GOAL OF THE EXERCISE
All of the data should be output character for character, except the pictures.

GIVEN DATA
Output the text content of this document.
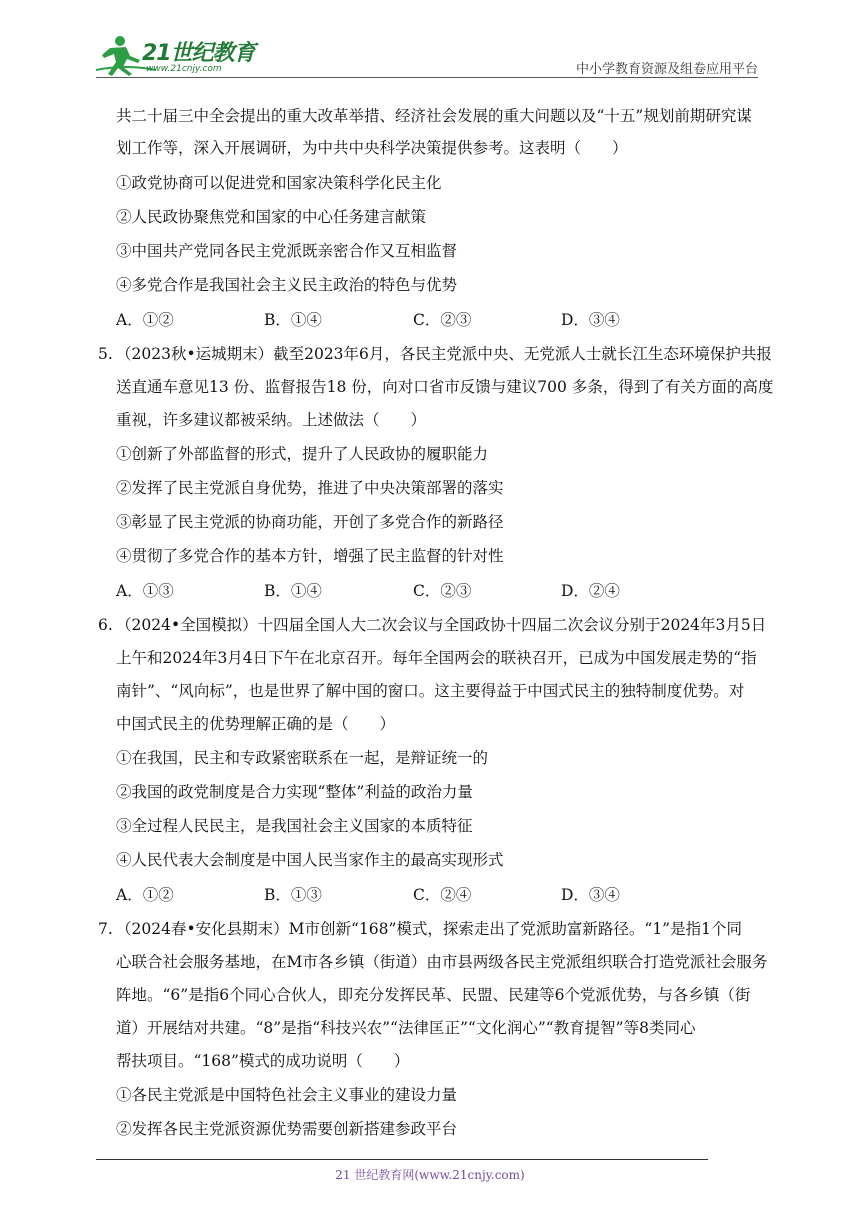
21世纪教育
www.21cnjy.com	中小学教育资源及组卷应用平台
共二十届三中全会提出的重大改革举措、经济社会发展的重大问题以及“十五”规划前期研究谋
划工作等，深入开展调研，为中共中央科学决策提供参考。这表明（　　）
①政党协商可以促进党和国家决策科学化民主化
②人民政协聚焦党和国家的中心任务建言献策
③中国共产党同各民主党派既亲密合作又互相监督
④多党合作是我国社会主义民主政治的特色与优势
A．①②	B．①④	C．②③	D．③④
5. （2023秋•运城期末）截至2023年6月，各民主党派中央、无党派人士就长江生态环境保护共报
送直通车意见13 份、监督报告18 份，向对口省市反馈与建议700 多条，得到了有关方面的高度
重视，许多建议都被采纳。上述做法（　　）
①创新了外部监督的形式，提升了人民政协的履职能力
②发挥了民主党派自身优势，推进了中央决策部署的落实
③彰显了民主党派的协商功能，开创了多党合作的新路径
④贯彻了多党合作的基本方针，增强了民主监督的针对性
A．①③	B．①④	C．②③	D．②④
6. （2024•全国模拟）十四届全国人大二次会议与全国政协十四届二次会议分别于2024年3月5日
上午和2024年3月4日下午在北京召开。每年全国两会的联袂召开，已成为中国发展走势的“指
南针”、“风向标”，也是世界了解中国的窗口。这主要得益于中国式民主的独特制度优势。对
中国式民主的优势理解正确的是（　　）
①在我国，民主和专政紧密联系在一起，是辩证统一的
②我国的政党制度是合力实现“整体”利益的政治力量
③全过程人民民主，是我国社会主义国家的本质特征
④人民代表大会制度是中国人民当家作主的最高实现形式
A．①②	B．①③	C．②④	D．③④
7. （2024春•安化县期末）M市创新“168”模式，探索走出了党派助富新路径。“1”是指1个同
心联合社会服务基地，在M市各乡镇（街道）由市县两级各民主党派组织联合打造党派社会服务
阵地。“6”是指6个同心合伙人，即充分发挥民革、民盟、民建等6个党派优势，与各乡镇（街
道）开展结对共建。“8”是指“科技兴农”“法律匡正”“文化润心”“教育提智”等8类同心
帮扶项目。“168”模式的成功说明（　　）
①各民主党派是中国特色社会主义事业的建设力量
②发挥各民主党派资源优势需要创新搭建参政平台
21 世纪教育网(www.21cnjy.com)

WORKED ANSWER
Output the text content of this document.
21世纪教育
www.21cnjy.com	中小学教育资源及组卷应用平台
共二十届三中全会提出的重大改革举措、经济社会发展的重大问题以及“十五”规划前期研究谋
划工作等，深入开展调研，为中共中央科学决策提供参考。这表明（　　）
①政党协商可以促进党和国家决策科学化民主化
②人民政协聚焦党和国家的中心任务建言献策
③中国共产党同各民主党派既亲密合作又互相监督
④多党合作是我国社会主义民主政治的特色与优势
A．①②	B．①④	C．②③	D．③④
5. （2023秋•运城期末）截至2023年6月，各民主党派中央、无党派人士就长江生态环境保护共报
送直通车意见13 份、监督报告18 份，向对口省市反馈与建议700 多条，得到了有关方面的高度
重视，许多建议都被采纳。上述做法（　　）
①创新了外部监督的形式，提升了人民政协的履职能力
②发挥了民主党派自身优势，推进了中央决策部署的落实
③彰显了民主党派的协商功能，开创了多党合作的新路径
④贯彻了多党合作的基本方针，增强了民主监督的针对性
A．①③	B．①④	C．②③	D．②④
6. （2024•全国模拟）十四届全国人大二次会议与全国政协十四届二次会议分别于2024年3月5日
上午和2024年3月4日下午在北京召开。每年全国两会的联袂召开，已成为中国发展走势的“指
南针”、“风向标”，也是世界了解中国的窗口。这主要得益于中国式民主的独特制度优势。对
中国式民主的优势理解正确的是（　　）
①在我国，民主和专政紧密联系在一起，是辩证统一的
②我国的政党制度是合力实现“整体”利益的政治力量
③全过程人民民主，是我国社会主义国家的本质特征
④人民代表大会制度是中国人民当家作主的最高实现形式
A．①②	B．①③	C．②④	D．③④
7. （2024春•安化县期末）M市创新“168”模式，探索走出了党派助富新路径。“1”是指1个同
心联合社会服务基地，在M市各乡镇（街道）由市县两级各民主党派组织联合打造党派社会服务
阵地。“6”是指6个同心合伙人，即充分发挥民革、民盟、民建等6个党派优势，与各乡镇（街
道）开展结对共建。“8”是指“科技兴农”“法律匡正”“文化润心”“教育提智”等8类同心
帮扶项目。“168”模式的成功说明（　　）
①各民主党派是中国特色社会主义事业的建设力量
②发挥各民主党派资源优势需要创新搭建参政平台
21 世纪教育网(www.21cnjy.com)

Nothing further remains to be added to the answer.